- Dataset excerpts
============
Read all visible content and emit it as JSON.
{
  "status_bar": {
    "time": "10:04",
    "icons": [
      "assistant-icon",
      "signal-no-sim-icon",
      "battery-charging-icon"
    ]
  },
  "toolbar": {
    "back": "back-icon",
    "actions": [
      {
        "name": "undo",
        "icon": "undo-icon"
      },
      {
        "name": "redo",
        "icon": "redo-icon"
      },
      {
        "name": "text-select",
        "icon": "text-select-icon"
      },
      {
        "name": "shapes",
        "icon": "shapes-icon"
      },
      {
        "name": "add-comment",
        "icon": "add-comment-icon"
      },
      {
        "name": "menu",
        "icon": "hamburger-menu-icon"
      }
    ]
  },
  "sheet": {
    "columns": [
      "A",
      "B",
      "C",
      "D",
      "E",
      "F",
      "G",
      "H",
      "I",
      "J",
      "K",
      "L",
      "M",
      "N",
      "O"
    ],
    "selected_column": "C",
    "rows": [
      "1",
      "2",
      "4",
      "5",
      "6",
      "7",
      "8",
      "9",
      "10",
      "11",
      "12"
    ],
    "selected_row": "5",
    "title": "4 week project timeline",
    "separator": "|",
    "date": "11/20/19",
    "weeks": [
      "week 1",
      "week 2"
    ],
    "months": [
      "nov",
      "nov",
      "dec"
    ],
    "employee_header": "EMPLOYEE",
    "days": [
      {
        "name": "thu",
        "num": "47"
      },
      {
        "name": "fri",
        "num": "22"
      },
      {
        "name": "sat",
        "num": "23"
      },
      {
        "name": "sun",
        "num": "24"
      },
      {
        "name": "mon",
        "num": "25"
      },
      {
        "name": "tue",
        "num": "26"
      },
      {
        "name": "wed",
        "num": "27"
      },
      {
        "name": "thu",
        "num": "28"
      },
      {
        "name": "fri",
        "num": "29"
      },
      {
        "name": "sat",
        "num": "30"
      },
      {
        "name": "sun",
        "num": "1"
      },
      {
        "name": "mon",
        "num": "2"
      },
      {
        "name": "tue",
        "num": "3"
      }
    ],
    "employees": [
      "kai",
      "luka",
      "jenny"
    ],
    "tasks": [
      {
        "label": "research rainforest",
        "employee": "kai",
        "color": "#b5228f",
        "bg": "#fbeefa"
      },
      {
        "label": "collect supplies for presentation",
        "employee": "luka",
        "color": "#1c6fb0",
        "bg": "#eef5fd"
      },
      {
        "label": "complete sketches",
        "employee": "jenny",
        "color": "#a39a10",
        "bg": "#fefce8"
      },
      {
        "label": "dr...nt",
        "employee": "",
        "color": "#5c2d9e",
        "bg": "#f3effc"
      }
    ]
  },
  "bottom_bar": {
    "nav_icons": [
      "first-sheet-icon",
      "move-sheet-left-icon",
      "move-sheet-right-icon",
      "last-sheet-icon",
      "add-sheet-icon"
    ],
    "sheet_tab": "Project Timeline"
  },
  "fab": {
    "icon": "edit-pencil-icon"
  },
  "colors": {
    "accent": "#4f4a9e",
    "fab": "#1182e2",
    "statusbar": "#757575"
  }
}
============
Exactly as written above, please repeat the entries.

- Exercise output
Read all visible content and emit it as JSON.
{
  "status_bar": {
    "time": "10:04",
    "icons": [
      "assistant-icon",
      "signal-no-sim-icon",
      "battery-charging-icon"
    ]
  },
  "toolbar": {
    "back": "back-icon",
    "actions": [
      {
        "name": "undo",
        "icon": "undo-icon"
      },
      {
        "name": "redo",
        "icon": "redo-icon"
      },
      {
        "name": "text-select",
        "icon": "text-select-icon"
      },
      {
        "name": "shapes",
        "icon": "shapes-icon"
      },
      {
        "name": "add-comment",
        "icon": "add-comment-icon"
      },
      {
        "name": "menu",
        "icon": "hamburger-menu-icon"
      }
    ]
  },
  "sheet": {
    "columns": [
      "A",
      "B",
      "C",
      "D",
      "E",
      "F",
      "G",
      "H",
      "I",
      "J",
      "K",
      "L",
      "M",
      "N",
      "O"
    ],
    "selected_column": "C",
    "rows": [
      "1",
      "2",
      "4",
      "5",
      "6",
      "7",
      "8",
      "9",
      "10",
      "11",
      "12"
    ],
    "selected_row": "5",
    "title": "4 week project timeline",
    "separator": "|",
    "date": "11/20/19",
    "weeks": [
      "week 1",
      "week 2"
    ],
    "months": [
      "nov",
      "nov",
      "dec"
    ],
    "employee_header": "EMPLOYEE",
    "days": [
      {
        "name": "thu",
        "num": "47"
      },
      {
        "name": "fri",
        "num": "22"
      },
      {
        "name": "sat",
        "num": "23"
      },
      {
        "name": "sun",
        "num": "24"
      },
      {
        "name": "mon",
        "num": "25"
      },
      {
        "name": "tue",
        "num": "26"
      },
      {
        "name": "wed",
        "num": "27"
      },
      {
        "name": "thu",
        "num": "28"
      },
      {
        "name": "fri",
        "num": "29"
      },
      {
        "name": "sat",
        "num": "30"
      },
      {
        "name": "sun",
        "num": "1"
      },
      {
        "name": "mon",
        "num": "2"
      },
      {
        "name": "tue",
        "num": "3"
      }
    ],
    "employees": [
      "kai",
      "luka",
      "jenny"
    ],
    "tasks": [
      {
        "label": "research rainforest",
        "employee": "kai",
        "color": "#b5228f",
        "bg": "#fbeefa"
      },
      {
        "label": "collect supplies for presentation",
        "employee": "luka",
        "color": "#1c6fb0",
        "bg": "#eef5fd"
      },
      {
        "label": "complete sketches",
        "employee": "jenny",
        "color": "#a39a10",
        "bg": "#fefce8"
      },
      {
        "label": "dr...nt",
        "employee": "",
        "color": "#5c2d9e",
        "bg": "#f3effc"
      }
    ]
  },
  "bottom_bar": {
    "nav_icons": [
      "first-sheet-icon",
      "move-sheet-left-icon",
      "move-sheet-right-icon",
      "last-sheet-icon",
      "add-sheet-icon"
    ],
    "sheet_tab": "Project Timeline"
  },
  "fab": {
    "icon": "edit-pencil-icon"
  },
  "colors": {
    "accent": "#4f4a9e",
    "fab": "#1182e2",
    "statusbar": "#757575"
  }
}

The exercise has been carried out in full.